▶ TASK OBJECTIVE
Would you retype all of these records exactly?

--- start GIVEN INFORMATION ---

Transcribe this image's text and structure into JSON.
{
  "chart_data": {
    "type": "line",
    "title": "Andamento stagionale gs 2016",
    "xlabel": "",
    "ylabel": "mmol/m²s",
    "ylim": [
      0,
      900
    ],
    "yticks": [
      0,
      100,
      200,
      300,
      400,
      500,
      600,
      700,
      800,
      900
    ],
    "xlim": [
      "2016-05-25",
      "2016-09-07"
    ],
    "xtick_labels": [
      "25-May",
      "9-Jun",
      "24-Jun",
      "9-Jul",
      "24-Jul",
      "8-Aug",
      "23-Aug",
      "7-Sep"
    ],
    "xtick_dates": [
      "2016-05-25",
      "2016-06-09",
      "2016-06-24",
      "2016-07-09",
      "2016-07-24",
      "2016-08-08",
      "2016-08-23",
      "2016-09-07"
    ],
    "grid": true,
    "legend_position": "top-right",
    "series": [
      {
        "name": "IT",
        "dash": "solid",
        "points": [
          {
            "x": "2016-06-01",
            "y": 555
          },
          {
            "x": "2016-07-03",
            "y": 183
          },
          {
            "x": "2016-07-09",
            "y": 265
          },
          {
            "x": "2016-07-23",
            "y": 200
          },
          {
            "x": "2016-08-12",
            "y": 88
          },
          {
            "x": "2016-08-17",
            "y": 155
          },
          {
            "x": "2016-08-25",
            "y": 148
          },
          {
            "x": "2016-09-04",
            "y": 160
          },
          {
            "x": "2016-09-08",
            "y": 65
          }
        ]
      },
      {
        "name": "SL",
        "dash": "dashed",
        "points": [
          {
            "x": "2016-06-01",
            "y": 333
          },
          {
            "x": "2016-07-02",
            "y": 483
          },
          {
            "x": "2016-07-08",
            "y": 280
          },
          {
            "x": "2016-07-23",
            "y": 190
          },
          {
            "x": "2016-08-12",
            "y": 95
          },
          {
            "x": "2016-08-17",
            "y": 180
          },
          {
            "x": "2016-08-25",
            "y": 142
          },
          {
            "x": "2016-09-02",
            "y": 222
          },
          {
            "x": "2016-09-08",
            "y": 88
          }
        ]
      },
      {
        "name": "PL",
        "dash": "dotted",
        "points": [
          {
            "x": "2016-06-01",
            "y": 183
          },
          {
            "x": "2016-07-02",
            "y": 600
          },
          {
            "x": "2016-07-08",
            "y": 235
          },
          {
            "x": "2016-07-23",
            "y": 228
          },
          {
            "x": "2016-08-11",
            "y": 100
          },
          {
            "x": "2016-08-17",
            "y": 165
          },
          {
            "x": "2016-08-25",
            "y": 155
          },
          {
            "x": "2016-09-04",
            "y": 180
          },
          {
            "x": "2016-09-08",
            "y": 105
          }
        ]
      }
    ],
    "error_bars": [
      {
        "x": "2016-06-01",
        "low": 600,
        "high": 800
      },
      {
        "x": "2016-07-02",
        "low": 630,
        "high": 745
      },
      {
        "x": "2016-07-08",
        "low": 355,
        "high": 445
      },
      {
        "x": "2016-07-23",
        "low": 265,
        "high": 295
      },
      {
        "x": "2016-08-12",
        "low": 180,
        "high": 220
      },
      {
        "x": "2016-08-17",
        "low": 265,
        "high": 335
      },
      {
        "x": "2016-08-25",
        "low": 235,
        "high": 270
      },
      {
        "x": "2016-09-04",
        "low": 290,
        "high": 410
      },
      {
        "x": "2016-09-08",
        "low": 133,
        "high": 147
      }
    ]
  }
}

--- end GIVEN INFORMATION ---

▶ FINISHED TASK
Transcribe this image's text and structure into JSON.
{
  "chart_data": {
    "type": "line",
    "title": "Andamento stagionale gs 2016",
    "xlabel": "",
    "ylabel": "mmol/m²s",
    "ylim": [
      0,
      900
    ],
    "yticks": [
      0,
      100,
      200,
      300,
      400,
      500,
      600,
      700,
      800,
      900
    ],
    "xlim": [
      "2016-05-25",
      "2016-09-07"
    ],
    "xtick_labels": [
      "25-May",
      "9-Jun",
      "24-Jun",
      "9-Jul",
      "24-Jul",
      "8-Aug",
      "23-Aug",
      "7-Sep"
    ],
    "xtick_dates": [
      "2016-05-25",
      "2016-06-09",
      "2016-06-24",
      "2016-07-09",
      "2016-07-24",
      "2016-08-08",
      "2016-08-23",
      "2016-09-07"
    ],
    "grid": true,
    "legend_position": "top-right",
    "series": [
      {
        "name": "IT",
        "dash": "solid",
        "points": [
          {
            "x": "2016-06-01",
            "y": 555
          },
          {
            "x": "2016-07-03",
            "y": 183
          },
          {
            "x": "2016-07-09",
            "y": 265
          },
          {
            "x": "2016-07-23",
            "y": 200
          },
          {
            "x": "2016-08-12",
            "y": 88
          },
          {
            "x": "2016-08-17",
            "y": 155
          },
          {
            "x": "2016-08-25",
            "y": 148
          },
          {
            "x": "2016-09-04",
            "y": 160
          },
          {
            "x": "2016-09-08",
            "y": 65
          }
        ]
      },
      {
        "name": "SL",
        "dash": "dashed",
        "points": [
          {
            "x": "2016-06-01",
            "y": 333
          },
          {
            "x": "2016-07-02",
            "y": 483
          },
          {
            "x": "2016-07-08",
            "y": 280
          },
          {
            "x": "2016-07-23",
            "y": 190
          },
          {
            "x": "2016-08-12",
            "y": 95
          },
          {
            "x": "2016-08-17",
            "y": 180
          },
          {
            "x": "2016-08-25",
            "y": 142
          },
          {
            "x": "2016-09-02",
            "y": 222
          },
          {
            "x": "2016-09-08",
            "y": 88
          }
        ]
      },
      {
        "name": "PL",
        "dash": "dotted",
        "points": [
          {
            "x": "2016-06-01",
            "y": 183
          },
          {
            "x": "2016-07-02",
            "y": 600
          },
          {
            "x": "2016-07-08",
            "y": 235
          },
          {
            "x": "2016-07-23",
            "y": 228
          },
          {
            "x": "2016-08-11",
            "y": 100
          },
          {
            "x": "2016-08-17",
            "y": 165
          },
          {
            "x": "2016-08-25",
            "y": 155
          },
          {
            "x": "2016-09-04",
            "y": 180
          },
          {
            "x": "2016-09-08",
            "y": 105
          }
        ]
      }
    ],
    "error_bars": [
      {
        "x": "2016-06-01",
        "low": 600,
        "high": 800
      },
      {
        "x": "2016-07-02",
        "low": 630,
        "high": 745
      },
      {
        "x": "2016-07-08",
        "low": 355,
        "high": 445
      },
      {
        "x": "2016-07-23",
        "low": 265,
        "high": 295
      },
      {
        "x": "2016-08-12",
        "low": 180,
        "high": 220
      },
      {
        "x": "2016-08-17",
        "low": 265,
        "high": 335
      },
      {
        "x": "2016-08-25",
        "low": 235,
        "high": 270
      },
      {
        "x": "2016-09-04",
        "low": 290,
        "high": 410
      },
      {
        "x": "2016-09-08",
        "low": 133,
        "high": 147
      }
    ]
  }
}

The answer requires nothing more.